AIM
Type out the data exactly as given. Skip any image.

(A block of data)
--- begin ---

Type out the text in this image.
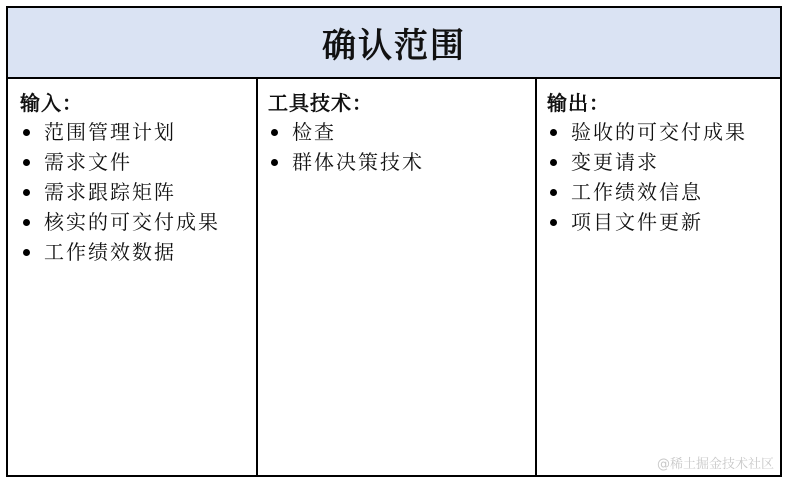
确认范围
输入：
范围管理计划
需求文件
需求跟踪矩阵
核实的可交付成果
工作绩效数据
工具技术：
检查
群体决策技术
输出：
验收的可交付成果
变更请求
工作绩效信息
项目文件更新
@稀土掘金技术社区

--- end ---

RESULT OF THE EXERCISE
Type out the text in this image.
确认范围
输入：
范围管理计划
需求文件
需求跟踪矩阵
核实的可交付成果
工作绩效数据
工具技术：
检查
群体决策技术
输出：
验收的可交付成果
变更请求
工作绩效信息
项目文件更新
@稀土掘金技术社区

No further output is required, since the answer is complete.